- _WHAT YOU HAVE TO DO_: An exact copy of every entry is the answer here, with no pictures.

****************************************

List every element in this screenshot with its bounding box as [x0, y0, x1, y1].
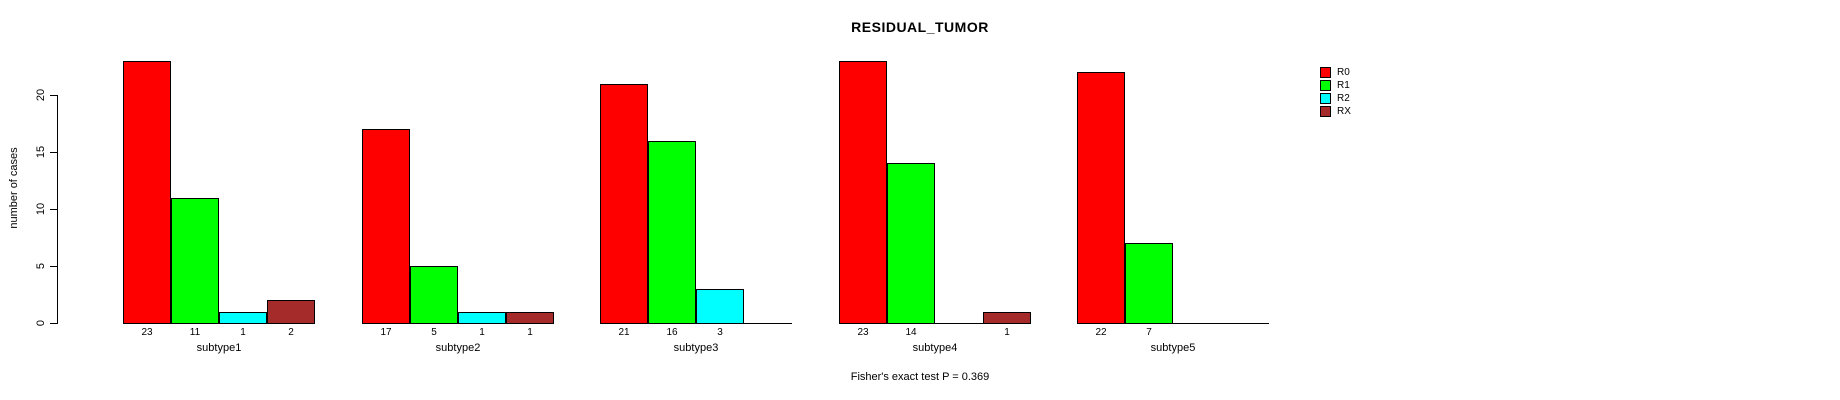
y-axis-tick	[50, 209, 57, 210]
legend-swatch-R2	[1320, 93, 1331, 104]
y-axis-tick-label: 5	[35, 262, 47, 270]
group-baseline	[1077, 323, 1269, 324]
bar-count-label: 11	[189, 327, 201, 338]
y-axis-line	[57, 95, 58, 324]
bar-count-label: 1	[479, 327, 485, 338]
group-baseline	[839, 323, 1031, 324]
fisher-test-annotation: Fisher's exact test P = 0.369	[850, 371, 990, 383]
bar-subtype1-R2	[219, 312, 267, 324]
y-axis-tick-label: 0	[35, 319, 47, 327]
legend-label-R1: R1	[1337, 80, 1350, 91]
legend-swatch-RX	[1320, 106, 1331, 117]
y-axis-tick-label: 20	[35, 88, 47, 102]
bar-subtype3-R0	[600, 84, 648, 324]
y-axis-tick	[50, 266, 57, 267]
bar-count-label: 5	[431, 327, 437, 338]
bar-count-label: 1	[240, 327, 246, 338]
bar-subtype5-R1	[1125, 243, 1173, 324]
bar-subtype2-R1	[410, 266, 458, 324]
bar-subtype1-RX	[267, 300, 315, 324]
bar-count-label: 21	[618, 327, 630, 338]
legend-label-R2: R2	[1337, 93, 1350, 104]
bar-count-label: 23	[857, 327, 869, 338]
bar-subtype1-R1	[171, 198, 219, 324]
bar-count-label: 1	[1004, 327, 1010, 338]
x-axis-label-subtype2: subtype2	[435, 342, 481, 354]
bar-subtype5-R0	[1077, 72, 1125, 324]
bar-subtype2-R0	[362, 129, 410, 324]
bar-subtype3-R2	[696, 289, 744, 324]
x-axis-label-subtype3: subtype3	[673, 342, 719, 354]
bar-subtype3-R1	[648, 141, 696, 324]
y-axis-tick-label: 15	[35, 145, 47, 159]
bar-subtype2-RX	[506, 312, 554, 324]
legend-label-R0: R0	[1337, 67, 1350, 78]
y-axis-tick	[50, 323, 57, 324]
bar-count-label: 2	[288, 327, 294, 338]
bar-count-label: 7	[1146, 327, 1152, 338]
legend: R0 R1 R2 RX	[1320, 66, 1351, 118]
y-axis-tick-label: 10	[35, 202, 47, 216]
bar-count-label: 16	[666, 327, 678, 338]
x-axis-label-subtype1: subtype1	[196, 342, 242, 354]
bar-subtype4-R1	[887, 163, 935, 324]
legend-item-R2: R2	[1320, 92, 1351, 105]
bar-count-label: 23	[141, 327, 153, 338]
y-axis-title: number of cases	[8, 147, 20, 229]
chart-title: RESIDUAL_TUMOR	[851, 19, 989, 35]
bar-subtype2-R2	[458, 312, 506, 324]
bar-count-label: 22	[1095, 327, 1107, 338]
bar-subtype4-R0	[839, 61, 887, 324]
legend-label-RX: RX	[1337, 106, 1351, 117]
y-axis-tick	[50, 152, 57, 153]
legend-item-RX: RX	[1320, 105, 1351, 118]
legend-item-R1: R1	[1320, 79, 1351, 92]
legend-swatch-R0	[1320, 67, 1331, 78]
legend-item-R0: R0	[1320, 66, 1351, 79]
bar-count-label: 14	[905, 327, 917, 338]
bar-count-label: 3	[717, 327, 723, 338]
bar-subtype1-R0	[123, 61, 171, 324]
y-axis-tick	[50, 95, 57, 96]
bar-count-label: 1	[527, 327, 533, 338]
bar-count-label: 17	[380, 327, 392, 338]
legend-swatch-R1	[1320, 80, 1331, 91]
x-axis-label-subtype4: subtype4	[912, 342, 958, 354]
bar-subtype4-RX	[983, 312, 1031, 324]
x-axis-label-subtype5: subtype5	[1150, 342, 1196, 354]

****************************************

- _SOLUTION TO THE PROBLEM_:
List every element in this screenshot with its bounding box as [x0, y0, x1, y1].
y-axis-tick	[50, 209, 57, 210]
legend-swatch-R2	[1320, 93, 1331, 104]
y-axis-tick-label: 5	[35, 262, 47, 270]
group-baseline	[1077, 323, 1269, 324]
bar-count-label: 11	[189, 327, 201, 338]
y-axis-line	[57, 95, 58, 324]
bar-count-label: 1	[479, 327, 485, 338]
group-baseline	[839, 323, 1031, 324]
fisher-test-annotation: Fisher's exact test P = 0.369	[850, 371, 990, 383]
bar-subtype1-R2	[219, 312, 267, 324]
y-axis-tick-label: 0	[35, 319, 47, 327]
legend-label-R1: R1	[1337, 80, 1350, 91]
legend-swatch-RX	[1320, 106, 1331, 117]
y-axis-tick-label: 20	[35, 88, 47, 102]
bar-subtype3-R0	[600, 84, 648, 324]
y-axis-tick	[50, 266, 57, 267]
bar-count-label: 5	[431, 327, 437, 338]
bar-count-label: 1	[240, 327, 246, 338]
bar-subtype5-R1	[1125, 243, 1173, 324]
bar-subtype2-R1	[410, 266, 458, 324]
bar-subtype1-RX	[267, 300, 315, 324]
bar-count-label: 21	[618, 327, 630, 338]
legend-label-R2: R2	[1337, 93, 1350, 104]
bar-count-label: 23	[857, 327, 869, 338]
bar-subtype1-R1	[171, 198, 219, 324]
bar-count-label: 1	[1004, 327, 1010, 338]
x-axis-label-subtype2: subtype2	[435, 342, 481, 354]
bar-subtype5-R0	[1077, 72, 1125, 324]
bar-subtype2-R0	[362, 129, 410, 324]
bar-subtype3-R2	[696, 289, 744, 324]
x-axis-label-subtype3: subtype3	[673, 342, 719, 354]
bar-subtype3-R1	[648, 141, 696, 324]
y-axis-tick-label: 15	[35, 145, 47, 159]
bar-subtype2-RX	[506, 312, 554, 324]
legend-label-R0: R0	[1337, 67, 1350, 78]
y-axis-tick	[50, 323, 57, 324]
bar-count-label: 2	[288, 327, 294, 338]
bar-count-label: 7	[1146, 327, 1152, 338]
legend: R0 R1 R2 RX	[1320, 66, 1351, 118]
y-axis-tick-label: 10	[35, 202, 47, 216]
bar-count-label: 16	[666, 327, 678, 338]
x-axis-label-subtype1: subtype1	[196, 342, 242, 354]
bar-subtype4-R1	[887, 163, 935, 324]
legend-item-R2: R2	[1320, 92, 1351, 105]
bar-count-label: 23	[141, 327, 153, 338]
y-axis-title: number of cases	[8, 147, 20, 229]
chart-title: RESIDUAL_TUMOR	[851, 19, 989, 35]
bar-subtype2-R2	[458, 312, 506, 324]
bar-count-label: 22	[1095, 327, 1107, 338]
bar-subtype4-R0	[839, 61, 887, 324]
legend-label-RX: RX	[1337, 106, 1351, 117]
y-axis-tick	[50, 152, 57, 153]
legend-item-RX: RX	[1320, 105, 1351, 118]
legend-item-R1: R1	[1320, 79, 1351, 92]
legend-swatch-R0	[1320, 67, 1331, 78]
legend-item-R0: R0	[1320, 66, 1351, 79]
bar-count-label: 14	[905, 327, 917, 338]
bar-count-label: 3	[717, 327, 723, 338]
bar-subtype1-R0	[123, 61, 171, 324]
y-axis-tick	[50, 95, 57, 96]
bar-count-label: 1	[527, 327, 533, 338]
bar-count-label: 17	[380, 327, 392, 338]
legend-swatch-R1	[1320, 80, 1331, 91]
x-axis-label-subtype4: subtype4	[912, 342, 958, 354]
bar-subtype4-RX	[983, 312, 1031, 324]
x-axis-label-subtype5: subtype5	[1150, 342, 1196, 354]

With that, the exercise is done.